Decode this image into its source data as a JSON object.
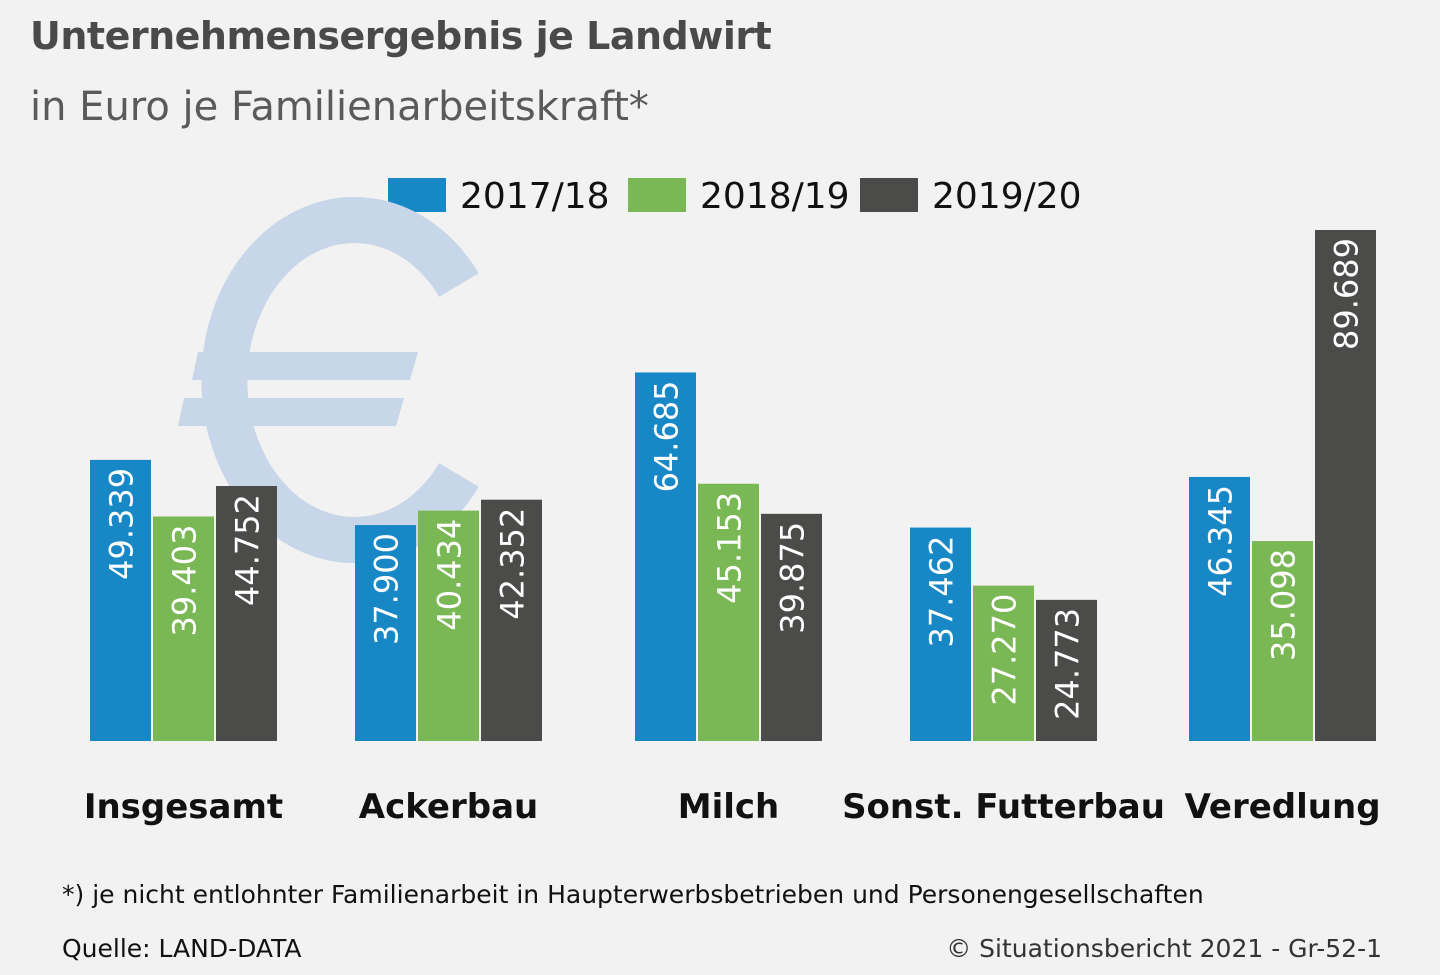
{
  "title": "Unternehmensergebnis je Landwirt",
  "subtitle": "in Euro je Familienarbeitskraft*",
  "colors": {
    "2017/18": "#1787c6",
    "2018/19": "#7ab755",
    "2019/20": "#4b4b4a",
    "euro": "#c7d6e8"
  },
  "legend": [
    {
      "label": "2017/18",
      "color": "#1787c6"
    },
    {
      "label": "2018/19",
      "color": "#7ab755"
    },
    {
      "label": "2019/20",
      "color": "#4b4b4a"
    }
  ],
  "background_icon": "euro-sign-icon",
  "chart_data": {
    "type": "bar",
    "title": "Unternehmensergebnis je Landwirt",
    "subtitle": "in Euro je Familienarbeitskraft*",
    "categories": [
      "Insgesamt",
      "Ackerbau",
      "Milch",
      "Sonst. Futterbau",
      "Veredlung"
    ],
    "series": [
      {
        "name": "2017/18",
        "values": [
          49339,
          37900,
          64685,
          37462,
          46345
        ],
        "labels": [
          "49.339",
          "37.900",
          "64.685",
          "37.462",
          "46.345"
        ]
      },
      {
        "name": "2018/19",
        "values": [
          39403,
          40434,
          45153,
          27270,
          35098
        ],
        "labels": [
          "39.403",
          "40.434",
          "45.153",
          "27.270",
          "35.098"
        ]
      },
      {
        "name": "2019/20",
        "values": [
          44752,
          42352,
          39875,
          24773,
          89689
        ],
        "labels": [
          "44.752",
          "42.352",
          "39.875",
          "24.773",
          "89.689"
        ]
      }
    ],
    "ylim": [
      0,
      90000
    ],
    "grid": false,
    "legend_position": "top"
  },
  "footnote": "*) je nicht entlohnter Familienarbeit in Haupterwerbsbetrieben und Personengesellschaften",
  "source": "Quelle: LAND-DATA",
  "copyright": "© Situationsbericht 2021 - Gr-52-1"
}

--

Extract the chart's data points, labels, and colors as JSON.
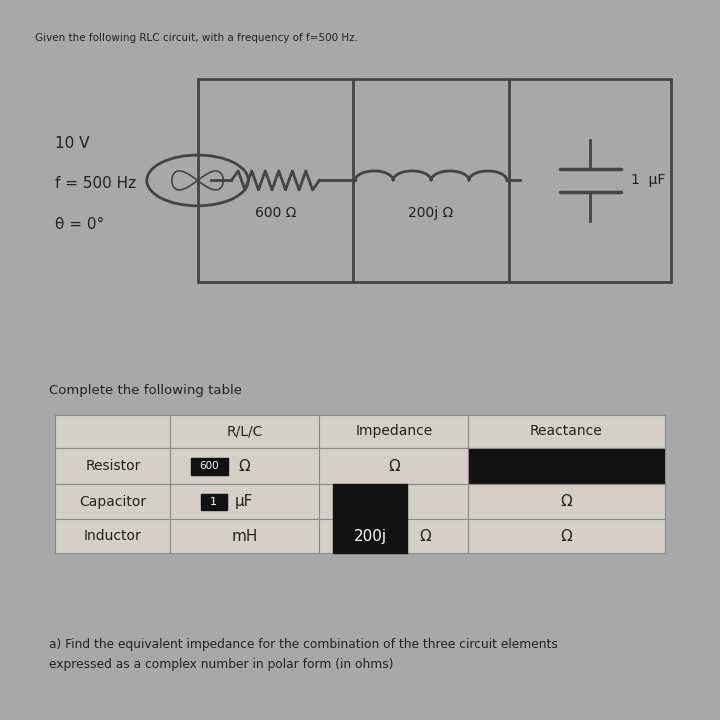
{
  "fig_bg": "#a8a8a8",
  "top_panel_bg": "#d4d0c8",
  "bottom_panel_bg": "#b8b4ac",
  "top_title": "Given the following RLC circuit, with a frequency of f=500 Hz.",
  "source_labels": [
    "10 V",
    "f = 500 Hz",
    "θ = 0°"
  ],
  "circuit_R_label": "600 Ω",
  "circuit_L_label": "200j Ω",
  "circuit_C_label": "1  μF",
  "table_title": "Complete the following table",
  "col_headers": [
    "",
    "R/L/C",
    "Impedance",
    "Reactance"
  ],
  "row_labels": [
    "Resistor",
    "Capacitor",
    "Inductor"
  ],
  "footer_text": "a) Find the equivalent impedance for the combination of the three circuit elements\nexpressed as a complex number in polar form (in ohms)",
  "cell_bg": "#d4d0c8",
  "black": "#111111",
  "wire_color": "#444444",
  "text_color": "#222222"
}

...

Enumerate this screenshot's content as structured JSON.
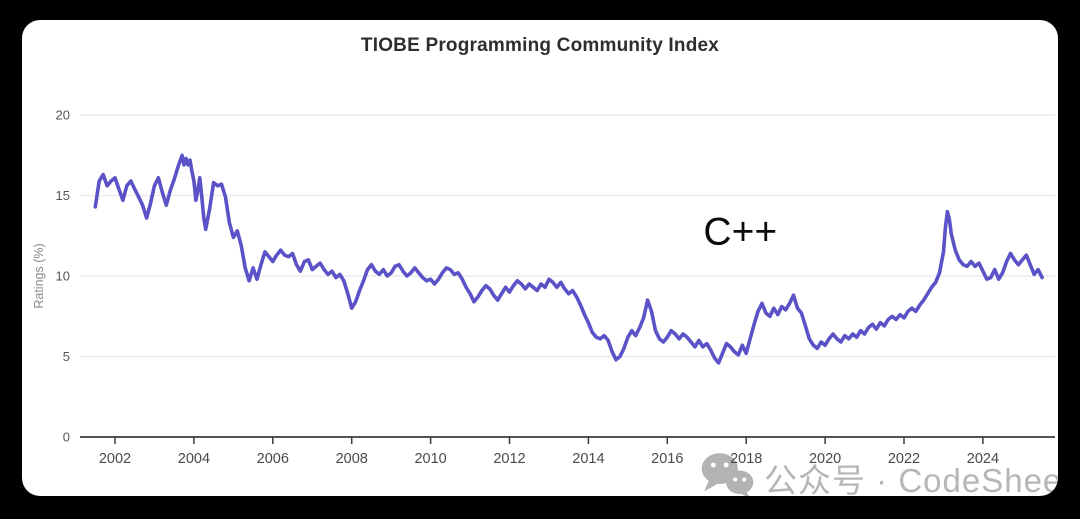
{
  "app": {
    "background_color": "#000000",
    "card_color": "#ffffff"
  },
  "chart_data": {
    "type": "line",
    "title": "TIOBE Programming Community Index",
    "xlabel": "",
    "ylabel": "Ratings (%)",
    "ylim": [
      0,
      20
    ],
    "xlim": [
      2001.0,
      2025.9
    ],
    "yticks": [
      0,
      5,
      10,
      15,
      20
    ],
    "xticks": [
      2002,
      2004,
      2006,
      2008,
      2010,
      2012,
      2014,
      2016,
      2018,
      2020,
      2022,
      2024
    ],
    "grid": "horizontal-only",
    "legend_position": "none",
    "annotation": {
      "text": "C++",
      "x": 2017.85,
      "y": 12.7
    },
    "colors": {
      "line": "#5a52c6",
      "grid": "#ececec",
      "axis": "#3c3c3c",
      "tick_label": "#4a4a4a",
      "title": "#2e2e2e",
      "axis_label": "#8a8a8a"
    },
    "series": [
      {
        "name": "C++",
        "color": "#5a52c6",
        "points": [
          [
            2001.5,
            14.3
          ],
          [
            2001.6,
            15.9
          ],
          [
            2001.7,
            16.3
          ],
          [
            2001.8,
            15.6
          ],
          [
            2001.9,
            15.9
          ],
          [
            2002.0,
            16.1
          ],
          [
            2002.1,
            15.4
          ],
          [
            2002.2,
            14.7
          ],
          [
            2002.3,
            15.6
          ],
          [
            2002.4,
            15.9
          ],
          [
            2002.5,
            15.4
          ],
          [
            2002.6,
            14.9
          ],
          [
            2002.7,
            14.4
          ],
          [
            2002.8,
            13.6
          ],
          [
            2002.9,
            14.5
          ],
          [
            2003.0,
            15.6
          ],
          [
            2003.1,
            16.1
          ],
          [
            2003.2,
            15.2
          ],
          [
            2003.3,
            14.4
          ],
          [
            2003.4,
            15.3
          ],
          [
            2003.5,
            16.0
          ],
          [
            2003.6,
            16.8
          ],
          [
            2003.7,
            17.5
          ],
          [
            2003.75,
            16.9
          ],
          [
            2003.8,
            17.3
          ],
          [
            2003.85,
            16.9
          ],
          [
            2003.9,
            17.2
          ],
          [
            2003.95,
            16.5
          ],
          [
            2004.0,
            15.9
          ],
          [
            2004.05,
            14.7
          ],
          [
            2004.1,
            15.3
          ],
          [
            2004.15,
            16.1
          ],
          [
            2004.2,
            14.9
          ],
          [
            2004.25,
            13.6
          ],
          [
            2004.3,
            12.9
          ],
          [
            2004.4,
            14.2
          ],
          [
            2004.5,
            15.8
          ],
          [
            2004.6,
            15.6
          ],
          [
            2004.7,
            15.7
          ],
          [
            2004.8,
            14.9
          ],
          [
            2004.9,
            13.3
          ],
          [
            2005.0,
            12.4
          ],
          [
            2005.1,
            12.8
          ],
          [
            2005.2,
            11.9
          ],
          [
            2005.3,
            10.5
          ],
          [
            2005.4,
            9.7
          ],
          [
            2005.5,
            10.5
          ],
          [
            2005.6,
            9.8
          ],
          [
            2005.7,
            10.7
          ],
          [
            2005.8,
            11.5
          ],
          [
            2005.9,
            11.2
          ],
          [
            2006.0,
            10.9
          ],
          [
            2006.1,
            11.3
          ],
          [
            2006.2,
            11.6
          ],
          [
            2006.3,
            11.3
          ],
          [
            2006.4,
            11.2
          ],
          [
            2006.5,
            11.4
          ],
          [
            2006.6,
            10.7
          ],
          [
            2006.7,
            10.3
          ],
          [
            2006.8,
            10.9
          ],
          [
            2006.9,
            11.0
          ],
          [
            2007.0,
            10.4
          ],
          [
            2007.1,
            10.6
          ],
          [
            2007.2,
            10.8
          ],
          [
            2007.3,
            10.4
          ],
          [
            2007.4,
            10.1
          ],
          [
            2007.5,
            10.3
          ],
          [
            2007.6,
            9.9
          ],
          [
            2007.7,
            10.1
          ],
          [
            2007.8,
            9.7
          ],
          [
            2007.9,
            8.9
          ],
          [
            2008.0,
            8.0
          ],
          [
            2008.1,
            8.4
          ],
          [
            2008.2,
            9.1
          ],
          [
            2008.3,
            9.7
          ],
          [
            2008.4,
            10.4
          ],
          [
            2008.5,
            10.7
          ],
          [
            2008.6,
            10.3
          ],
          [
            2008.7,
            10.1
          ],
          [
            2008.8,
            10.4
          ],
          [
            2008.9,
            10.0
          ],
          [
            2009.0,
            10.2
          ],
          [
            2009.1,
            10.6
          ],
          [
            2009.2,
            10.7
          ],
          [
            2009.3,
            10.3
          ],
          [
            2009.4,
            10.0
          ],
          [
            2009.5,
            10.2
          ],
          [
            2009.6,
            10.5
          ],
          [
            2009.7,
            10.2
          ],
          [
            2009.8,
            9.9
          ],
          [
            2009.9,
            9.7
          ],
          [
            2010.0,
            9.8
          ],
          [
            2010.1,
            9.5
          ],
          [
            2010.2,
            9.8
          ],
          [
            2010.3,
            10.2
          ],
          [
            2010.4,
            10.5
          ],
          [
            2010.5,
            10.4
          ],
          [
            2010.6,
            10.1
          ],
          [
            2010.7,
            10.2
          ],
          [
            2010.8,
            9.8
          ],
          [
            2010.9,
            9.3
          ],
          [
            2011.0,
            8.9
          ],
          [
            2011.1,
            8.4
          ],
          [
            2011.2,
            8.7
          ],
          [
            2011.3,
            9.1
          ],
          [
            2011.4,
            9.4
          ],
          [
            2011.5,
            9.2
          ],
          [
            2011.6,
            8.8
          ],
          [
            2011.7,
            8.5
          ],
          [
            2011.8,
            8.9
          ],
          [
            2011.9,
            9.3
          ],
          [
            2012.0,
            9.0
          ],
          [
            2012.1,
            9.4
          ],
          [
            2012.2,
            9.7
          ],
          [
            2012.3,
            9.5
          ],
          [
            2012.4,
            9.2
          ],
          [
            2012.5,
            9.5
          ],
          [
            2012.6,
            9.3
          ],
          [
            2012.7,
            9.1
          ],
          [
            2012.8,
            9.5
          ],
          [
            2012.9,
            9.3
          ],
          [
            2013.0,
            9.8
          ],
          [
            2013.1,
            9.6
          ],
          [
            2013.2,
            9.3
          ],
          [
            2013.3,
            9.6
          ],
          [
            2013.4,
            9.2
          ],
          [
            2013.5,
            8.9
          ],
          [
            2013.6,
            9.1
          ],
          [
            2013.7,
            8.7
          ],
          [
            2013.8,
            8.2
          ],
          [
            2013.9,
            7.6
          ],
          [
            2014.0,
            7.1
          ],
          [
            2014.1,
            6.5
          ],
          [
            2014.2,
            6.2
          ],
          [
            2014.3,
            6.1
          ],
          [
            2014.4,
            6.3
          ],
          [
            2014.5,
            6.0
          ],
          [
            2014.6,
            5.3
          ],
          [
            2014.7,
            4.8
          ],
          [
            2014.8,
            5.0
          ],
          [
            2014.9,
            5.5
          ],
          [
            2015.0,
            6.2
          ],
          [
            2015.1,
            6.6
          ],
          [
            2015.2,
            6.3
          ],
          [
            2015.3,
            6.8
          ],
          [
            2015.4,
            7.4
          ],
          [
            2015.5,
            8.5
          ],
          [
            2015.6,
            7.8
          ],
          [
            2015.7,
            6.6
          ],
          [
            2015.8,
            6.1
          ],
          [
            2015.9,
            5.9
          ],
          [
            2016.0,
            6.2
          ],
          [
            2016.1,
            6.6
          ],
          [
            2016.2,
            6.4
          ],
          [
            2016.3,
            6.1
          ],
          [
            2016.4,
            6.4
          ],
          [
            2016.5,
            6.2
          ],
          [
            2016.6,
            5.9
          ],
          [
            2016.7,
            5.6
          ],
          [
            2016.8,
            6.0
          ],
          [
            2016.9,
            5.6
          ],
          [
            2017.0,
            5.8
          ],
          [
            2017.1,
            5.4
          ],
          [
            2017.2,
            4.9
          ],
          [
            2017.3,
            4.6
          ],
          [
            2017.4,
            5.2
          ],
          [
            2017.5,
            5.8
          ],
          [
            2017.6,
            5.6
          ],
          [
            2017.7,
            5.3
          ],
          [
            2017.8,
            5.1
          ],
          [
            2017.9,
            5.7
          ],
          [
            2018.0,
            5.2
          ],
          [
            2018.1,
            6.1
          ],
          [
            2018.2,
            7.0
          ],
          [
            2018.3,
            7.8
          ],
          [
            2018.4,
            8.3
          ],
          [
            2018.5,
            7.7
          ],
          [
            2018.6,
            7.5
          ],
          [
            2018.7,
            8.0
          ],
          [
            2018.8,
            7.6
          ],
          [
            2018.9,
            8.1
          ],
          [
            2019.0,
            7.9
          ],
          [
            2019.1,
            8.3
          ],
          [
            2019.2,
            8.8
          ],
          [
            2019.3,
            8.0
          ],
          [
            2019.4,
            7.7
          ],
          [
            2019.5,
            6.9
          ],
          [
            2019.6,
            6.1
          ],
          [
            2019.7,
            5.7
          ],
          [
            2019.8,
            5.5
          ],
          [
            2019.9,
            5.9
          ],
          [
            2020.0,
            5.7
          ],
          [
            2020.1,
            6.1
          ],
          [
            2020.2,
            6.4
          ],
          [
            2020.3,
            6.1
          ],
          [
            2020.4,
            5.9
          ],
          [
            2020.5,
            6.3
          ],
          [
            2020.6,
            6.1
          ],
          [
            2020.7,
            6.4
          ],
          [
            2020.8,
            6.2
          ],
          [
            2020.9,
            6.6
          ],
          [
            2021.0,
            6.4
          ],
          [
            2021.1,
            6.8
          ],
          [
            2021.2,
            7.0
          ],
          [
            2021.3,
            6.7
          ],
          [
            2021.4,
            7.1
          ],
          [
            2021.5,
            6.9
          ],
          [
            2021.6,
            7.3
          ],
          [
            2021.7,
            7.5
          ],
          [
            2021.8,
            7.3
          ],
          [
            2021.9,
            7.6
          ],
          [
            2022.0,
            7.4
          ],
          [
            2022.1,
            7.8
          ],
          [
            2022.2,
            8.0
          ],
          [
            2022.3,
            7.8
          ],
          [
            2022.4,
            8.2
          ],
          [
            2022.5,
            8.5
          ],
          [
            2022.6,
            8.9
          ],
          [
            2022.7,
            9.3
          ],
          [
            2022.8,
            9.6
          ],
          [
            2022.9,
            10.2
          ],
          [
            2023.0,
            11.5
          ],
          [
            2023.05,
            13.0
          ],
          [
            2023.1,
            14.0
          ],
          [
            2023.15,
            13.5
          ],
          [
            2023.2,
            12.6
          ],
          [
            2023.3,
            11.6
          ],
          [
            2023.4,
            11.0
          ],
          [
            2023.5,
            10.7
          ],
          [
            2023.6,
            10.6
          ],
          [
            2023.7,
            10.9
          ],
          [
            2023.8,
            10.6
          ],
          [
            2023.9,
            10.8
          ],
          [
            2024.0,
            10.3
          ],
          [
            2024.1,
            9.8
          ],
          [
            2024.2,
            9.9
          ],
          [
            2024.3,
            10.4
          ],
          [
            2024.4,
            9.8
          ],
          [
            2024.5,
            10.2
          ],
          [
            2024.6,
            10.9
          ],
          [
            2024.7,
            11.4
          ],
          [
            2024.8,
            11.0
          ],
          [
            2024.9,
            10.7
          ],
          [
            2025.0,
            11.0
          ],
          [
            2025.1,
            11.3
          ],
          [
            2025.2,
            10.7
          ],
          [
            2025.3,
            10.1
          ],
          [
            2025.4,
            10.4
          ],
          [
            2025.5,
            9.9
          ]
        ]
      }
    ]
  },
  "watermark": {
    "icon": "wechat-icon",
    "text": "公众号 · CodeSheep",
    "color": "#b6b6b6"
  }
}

WHAT YOU NEED TO DO = Check each line in the listing above for the string "grid", then report how many lines contain it, with no other text.

RESPONSE TO THIS EXERCISE = 3